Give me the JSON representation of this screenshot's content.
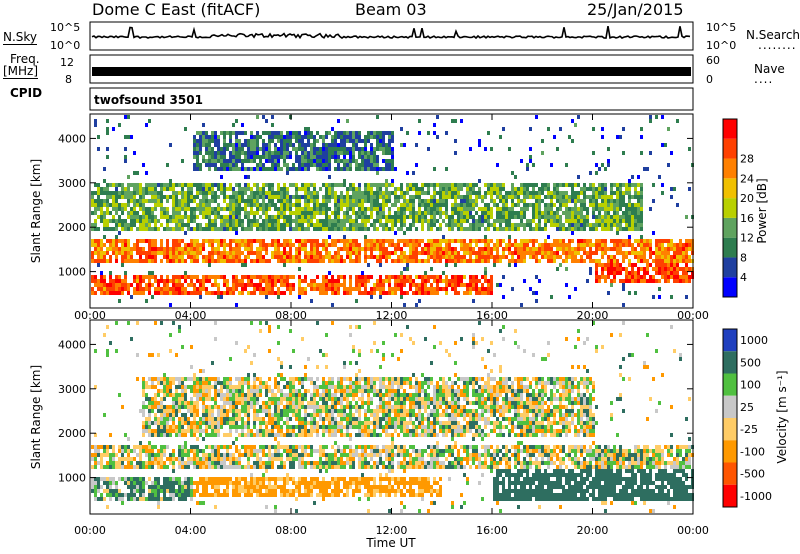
{
  "header": {
    "station": "Dome C East (fitACF)",
    "beam": "Beam 03",
    "date": "25/Jan/2015"
  },
  "top_panels": {
    "nsky_label": "N.Sky",
    "nsky_ticks": [
      "10^5",
      "10^0"
    ],
    "nsearch_label": "N.Search",
    "nsearch_dots": "........",
    "freq_label": "Freq.",
    "freq_unit": "[MHz]",
    "freq_ticks": [
      "12",
      "8"
    ],
    "nave_label": "Nave",
    "nave_dots": "....",
    "nave_ticks": [
      "60",
      "0"
    ],
    "cpid_label": "CPID",
    "cpid_value": "twofsound 3501"
  },
  "colors": {
    "white_bg": "#ffffff",
    "axis": "#000000",
    "power_scale": [
      "#0000ff",
      "#1f3fa0",
      "#2e7d4f",
      "#5fa35f",
      "#b8d000",
      "#f0c000",
      "#ff8000",
      "#ff4000",
      "#ff0000"
    ],
    "velocity_scale": [
      "#1f3fbf",
      "#2e6e60",
      "#50c040",
      "#c8c8c8",
      "#ffcc66",
      "#ff9900",
      "#ff5500",
      "#ff0000"
    ]
  },
  "chart_data": [
    {
      "type": "heatmap",
      "panel": "power",
      "xlabel": "",
      "ylabel": "Slant Range [km]",
      "x_ticks": [
        "00:00",
        "04:00",
        "08:00",
        "12:00",
        "16:00",
        "20:00",
        "00:00"
      ],
      "xlim_hours": [
        0,
        24
      ],
      "y_ticks": [
        1000,
        2000,
        3000,
        4000
      ],
      "ylim": [
        180,
        4550
      ],
      "colorbar_label": "Power [dB]",
      "colorbar_ticks": [
        4,
        8,
        12,
        16,
        20,
        24,
        28
      ],
      "clim": [
        0,
        32
      ],
      "bands": [
        {
          "range_km": [
            1200,
            1750
          ],
          "value_db": 24,
          "start_hour": 0,
          "end_hour": 24
        },
        {
          "range_km": [
            500,
            1000
          ],
          "value_db": 26,
          "start_hour": 0,
          "end_hour": 16
        },
        {
          "range_km": [
            800,
            1400
          ],
          "value_db": 27,
          "start_hour": 20,
          "end_hour": 24
        },
        {
          "range_km": [
            2000,
            3000
          ],
          "value_db": 12,
          "start_hour": 0,
          "end_hour": 22
        },
        {
          "range_km": [
            3300,
            4200
          ],
          "value_db": 8,
          "start_hour": 4,
          "end_hour": 12
        }
      ]
    },
    {
      "type": "heatmap",
      "panel": "velocity",
      "xlabel": "Time UT",
      "ylabel": "Slant Range [km]",
      "x_ticks": [
        "00:00",
        "04:00",
        "08:00",
        "12:00",
        "16:00",
        "20:00",
        "00:00"
      ],
      "xlim_hours": [
        0,
        24
      ],
      "y_ticks": [
        1000,
        2000,
        3000,
        4000
      ],
      "ylim": [
        180,
        4550
      ],
      "colorbar_label": "Velocity [m s⁻¹]",
      "colorbar_ticks": [
        "1000",
        "500",
        "100",
        "25",
        "-25",
        "-100",
        "-500",
        "-1000"
      ],
      "bands": [
        {
          "range_km": [
            1200,
            1800
          ],
          "value_ms": 0,
          "start_hour": 0,
          "end_hour": 24
        },
        {
          "range_km": [
            600,
            1100
          ],
          "value_ms": -200,
          "start_hour": 4,
          "end_hour": 14
        },
        {
          "range_km": [
            500,
            1100
          ],
          "value_ms": 100,
          "start_hour": 0,
          "end_hour": 4
        },
        {
          "range_km": [
            500,
            1800
          ],
          "value_ms": 300,
          "start_hour": 16,
          "end_hour": 24
        },
        {
          "range_km": [
            2000,
            3300
          ],
          "value_ms": 0,
          "start_hour": 2,
          "end_hour": 20
        }
      ]
    }
  ]
}
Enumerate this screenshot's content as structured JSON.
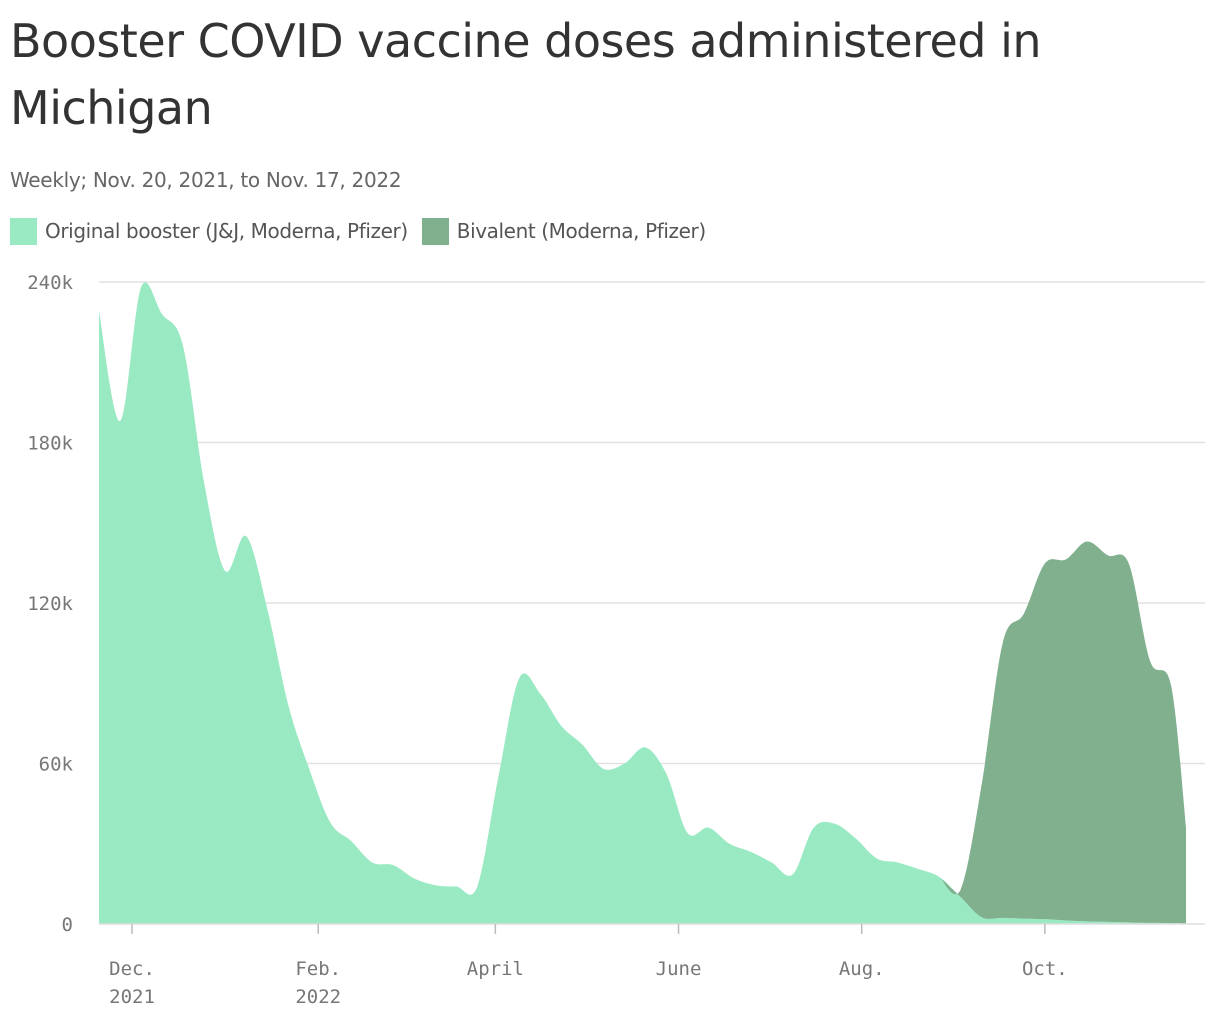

————————

Quote the material in full and exactly; do not carry over its pictures.

Give me the JSON representation of this screenshot's content.
{
  "header": {
    "station": "Dome C East (fitACF)",
    "beam": "Beam 03",
    "date": "25/Jan/2015"
  },
  "top_panels": {
    "nsky_label": "N.Sky",
    "nsky_ticks": [
      "10^5",
      "10^0"
    ],
    "nsearch_label": "N.Search",
    "nsearch_dots": "........",
    "freq_label": "Freq.",
    "freq_unit": "[MHz]",
    "freq_ticks": [
      "12",
      "8"
    ],
    "nave_label": "Nave",
    "nave_dots": "....",
    "nave_ticks": [
      "60",
      "0"
    ],
    "cpid_label": "CPID",
    "cpid_value": "twofsound 3501"
  },
  "colors": {
    "white_bg": "#ffffff",
    "axis": "#000000",
    "power_scale": [
      "#0000ff",
      "#1f3fa0",
      "#2e7d4f",
      "#5fa35f",
      "#b8d000",
      "#f0c000",
      "#ff8000",
      "#ff4000",
      "#ff0000"
    ],
    "velocity_scale": [
      "#1f3fbf",
      "#2e6e60",
      "#50c040",
      "#c8c8c8",
      "#ffcc66",
      "#ff9900",
      "#ff5500",
      "#ff0000"
    ]
  },
  "chart_data": [
    {
      "type": "heatmap",
      "panel": "power",
      "xlabel": "",
      "ylabel": "Slant Range [km]",
      "x_ticks": [
        "00:00",
        "04:00",
        "08:00",
        "12:00",
        "16:00",
        "20:00",
        "00:00"
      ],
      "xlim_hours": [
        0,
        24
      ],
      "y_ticks": [
        1000,
        2000,
        3000,
        4000
      ],
      "ylim": [
        180,
        4550
      ],
      "colorbar_label": "Power [dB]",
      "colorbar_ticks": [
        4,
        8,
        12,
        16,
        20,
        24,
        28
      ],
      "clim": [
        0,
        32
      ],
      "bands": [
        {
          "range_km": [
            1200,
            1750
          ],
          "value_db": 24,
          "start_hour": 0,
          "end_hour": 24
        },
        {
          "range_km": [
            500,
            1000
          ],
          "value_db": 26,
          "start_hour": 0,
          "end_hour": 16
        },
        {
          "range_km": [
            800,
            1400
          ],
          "value_db": 27,
          "start_hour": 20,
          "end_hour": 24
        },
        {
          "range_km": [
            2000,
            3000
          ],
          "value_db": 12,
          "start_hour": 0,
          "end_hour": 22
        },
        {
          "range_km": [
            3300,
            4200
          ],
          "value_db": 8,
          "start_hour": 4,
          "end_hour": 12
        }
      ]
    },
    {
      "type": "heatmap",
      "panel": "velocity",
      "xlabel": "Time UT",
      "ylabel": "Slant Range [km]",
      "x_ticks": [
        "00:00",
        "04:00",
        "08:00",
        "12:00",
        "16:00",
        "20:00",
        "00:00"
      ],
      "xlim_hours": [
        0,
        24
      ],
      "y_ticks": [
        1000,
        2000,
        3000,
        4000
      ],
      "ylim": [
        180,
        4550
      ],
      "colorbar_label": "Velocity [m s⁻¹]",
      "colorbar_ticks": [
        "1000",
        "500",
        "100",
        "25",
        "-25",
        "-100",
        "-500",
        "-1000"
      ],
      "bands": [
        {
          "range_km": [
            1200,
            1800
          ],
          "value_ms": 0,
          "start_hour": 0,
          "end_hour": 24
        },
        {
          "range_km": [
            600,
            1100
          ],
          "value_ms": -200,
          "start_hour": 4,
          "end_hour": 14
        },
        {
          "range_km": [
            500,
            1100
          ],
          "value_ms": 100,
          "start_hour": 0,
          "end_hour": 4
        },
        {
          "range_km": [
            500,
            1800
          ],
          "value_ms": 300,
          "start_hour": 16,
          "end_hour": 24
        },
        {
          "range_km": [
            2000,
            3300
          ],
          "value_ms": 0,
          "start_hour": 2,
          "end_hour": 20
        }
      ]
    }
  ]
}
Enumerate this screenshot's content as structured JSON.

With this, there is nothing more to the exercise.